What is being asked: Scan the records and identify every line in which the string "funding" occurs, then return those lines.

[Raw records]
>> Start

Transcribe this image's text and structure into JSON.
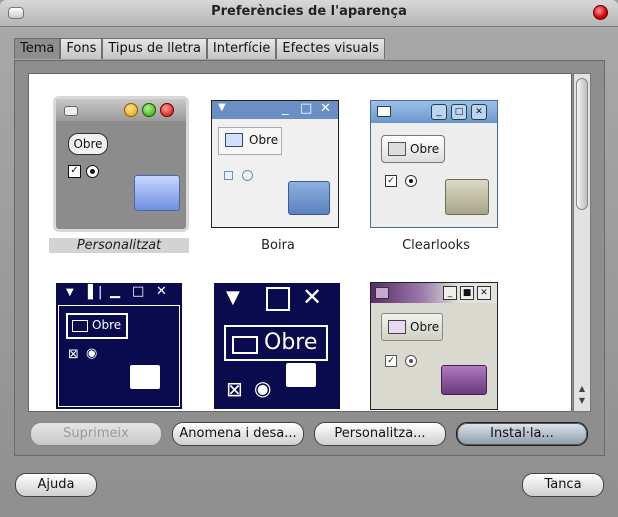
{
  "window": {
    "title": "Preferències de l'aparença"
  },
  "tabs": [
    {
      "label": "Tema"
    },
    {
      "label": "Fons"
    },
    {
      "label": "Tipus de lletra"
    },
    {
      "label": "Interfície"
    },
    {
      "label": "Efectes visuals"
    }
  ],
  "themes": [
    {
      "name": "Personalitzat",
      "preview_button": "Obre",
      "selected": true
    },
    {
      "name": "Boira",
      "preview_button": "Obre"
    },
    {
      "name": "Clearlooks",
      "preview_button": "Obre"
    },
    {
      "name": "",
      "preview_button": "Obre"
    },
    {
      "name": "",
      "preview_button": "Obre"
    },
    {
      "name": "",
      "preview_button": "Obre"
    }
  ],
  "actions": {
    "delete": "Suprimeix",
    "save_as": "Anomena i desa...",
    "customize": "Personalitza...",
    "install": "Instal·la..."
  },
  "footer": {
    "help": "Ajuda",
    "close": "Tanca"
  },
  "colors": {
    "accent": "#0a0a4e",
    "boira": "#6a8fc4",
    "purple": "#6a3a7a"
  }
}
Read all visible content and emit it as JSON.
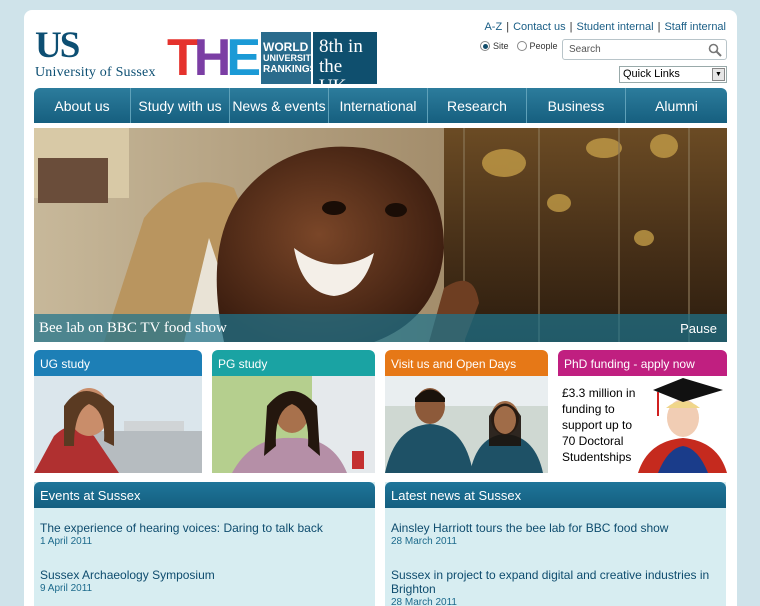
{
  "header": {
    "logo_mark": "US",
    "logo_text": "University of Sussex",
    "the_letters": [
      "T",
      "H",
      "E"
    ],
    "the_wur": [
      "WORLD",
      "UNIVERSITY",
      "RANKINGS"
    ],
    "the_rank": [
      "8th in",
      "the UK"
    ],
    "top_links": [
      "A-Z",
      "Contact us",
      "Student internal",
      "Staff internal"
    ],
    "search_scope": [
      {
        "label": "Site",
        "selected": true
      },
      {
        "label": "People",
        "selected": false
      }
    ],
    "search_placeholder": "Search",
    "quick_links": "Quick Links"
  },
  "nav": [
    "About us",
    "Study with us",
    "News & events",
    "International",
    "Research",
    "Business",
    "Alumni"
  ],
  "hero": {
    "caption": "Bee lab on BBC TV food show",
    "pause_label": "Pause"
  },
  "tiles": [
    {
      "title": "UG study",
      "color": "#1d7fb6"
    },
    {
      "title": "PG study",
      "color": "#1aa3a3"
    },
    {
      "title": "Visit us and Open Days",
      "color": "#e67817"
    },
    {
      "title": "PhD funding - apply now",
      "color": "#c01f80",
      "text": [
        "£3.3 million in",
        "funding to",
        "support up to",
        "70 Doctoral",
        "Studentships"
      ]
    }
  ],
  "events": {
    "heading": "Events at Sussex",
    "items": [
      {
        "title": "The experience of hearing voices: Daring to talk back",
        "date": "1 April 2011"
      },
      {
        "title": "Sussex Archaeology Symposium",
        "date": "9 April 2011"
      }
    ]
  },
  "news": {
    "heading": "Latest news at Sussex",
    "items": [
      {
        "title": "Ainsley Harriott tours the bee lab for BBC food show",
        "date": "28 March 2011"
      },
      {
        "title": "Sussex in project to expand digital and creative industries in Brighton",
        "date": "28 March 2011"
      }
    ]
  }
}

>> End

Exercise result:
      "title": "PhD funding - apply now",
        "funding to",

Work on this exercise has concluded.